Problems:
A – Reproduce a passage from the forum thread, starting at the words "Brass Eye was" and ending after the words "to offend them.".
B – Answer these questions from the forum thread:
(i) Which name did the students all pick from the photos of the 'dead' people?
(ii) What two things does g-funk say explain the choice of that name?
(iii) Where is the International Brotherhood of Magicians based?

HOW does he do it though ? How does he do that stuff that he did on the Seance program ? It's astonishing. Unless everyone on the program was in on it, I haven't a clue. The bit where he laid all the photo's of the 'dead' people and told you to pick one, and the students all picked 'Sarah', so did I (and I think the entire coutnry as well, by the sounds of it)!! It's obviously some kind of misdirection, but how !! It's incredible.

Brass Eye was fantastic. Blue Jam too. Do you remember when that guy had a radio show, and was interviewing Cliff Richard and he suddenly blurted out "Christ's fat cock". Stunning. 

I've never understood why the religious get so offended about everything. Surely their faith isn't in such a weak state that they can't tolerate some criticism and humour aimed in their direction. In fact, the more they complain, the more I WANT to offend them.


----------



## g-funk (Aug 20, 2004)

Hypnosis and suggestion. He will have at some point subliminally suggested 'Sarah'. Through graphical media around them or with words. He's shown before how he uses the power of suggestion. The guy is pure genius.


----------



## Homeskooled (Aug 10, 2004)

One of my hobbies has been magic since I was six years old. I havent seen this special, since UK and US magicians tend to move in different circles, except for the international convention in Las Vegas once a year. There are two main organizations - the International Brotherhood of Magicians, with its base in London, and the American Brotherhood of Magicians, with its base in Ohio. I belong to ABM. Anyways, I do similair tricks, and I can imagine that he used a concept called "Magicians Choice" to force the choosing of Sarah's card. I use it quite alot, along with other card forces, in magic tricks where I'm showing proving that I'm telepathic. There's also one other trick, and it never fails with women. I use it alot on campus. You have a woman think of a virtual deck of cards. You have her name the numbers, then the suits, then the face cards. When your satisfied that she knows them well, you ask her to think of one she likes. Whatever pops first into her mind. If you know the secret, you invariably can "read her mind". It works with women 9 out of 10 times. It can be done with men as well, but they tend to believe that psychics and magic are mumbo jumbo, and will try to mess the trick up rather than work with the illusion. I believe that magic with the least props, setup, and what magicians call "patter" , is the most convincing. If it looks effortless and miraculous, you get the best results. In my mind, Darren's work is alot like that of David Blaine. His stunt over the Thames didnt go too well, but they both use a similair style.

Peace
Homeskooled


----------



## g-funk (Aug 20, 2004)

please can you tell me the card trick or is that breaking the circle of trust that magicians have?


----------



## Martinelv (Aug 10, 2004)

Information provided:
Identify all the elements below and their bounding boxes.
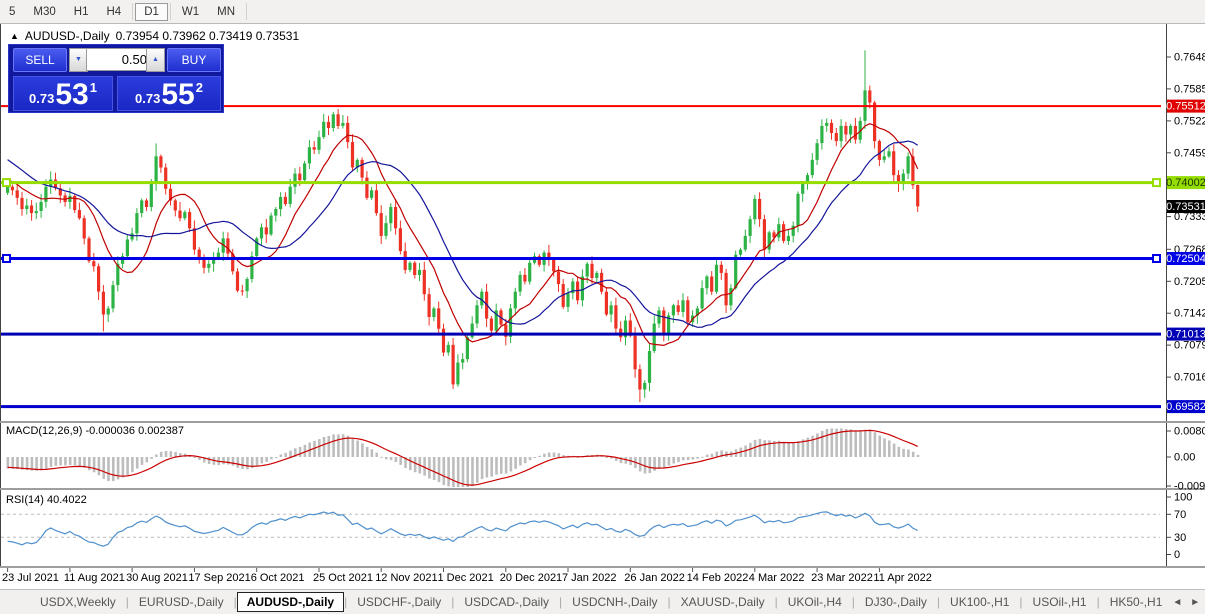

Responses for each task:
A –
Brass Eye was fantastic. Blue Jam too. Do you remember when that guy had a radio show, and was interviewing Cliff Richard and he suddenly blurted out "Christ's fat cock". Stunning. 

I've never understood why the religious get so offended about everything. Surely their faith isn't in such a weak state that they can't tolerate some criticism and humour aimed in their direction. In fact, the more they complain, the more I WANT to offend them.

B –
(i) Sarah
(ii) Hypnosis and suggestion
(iii) London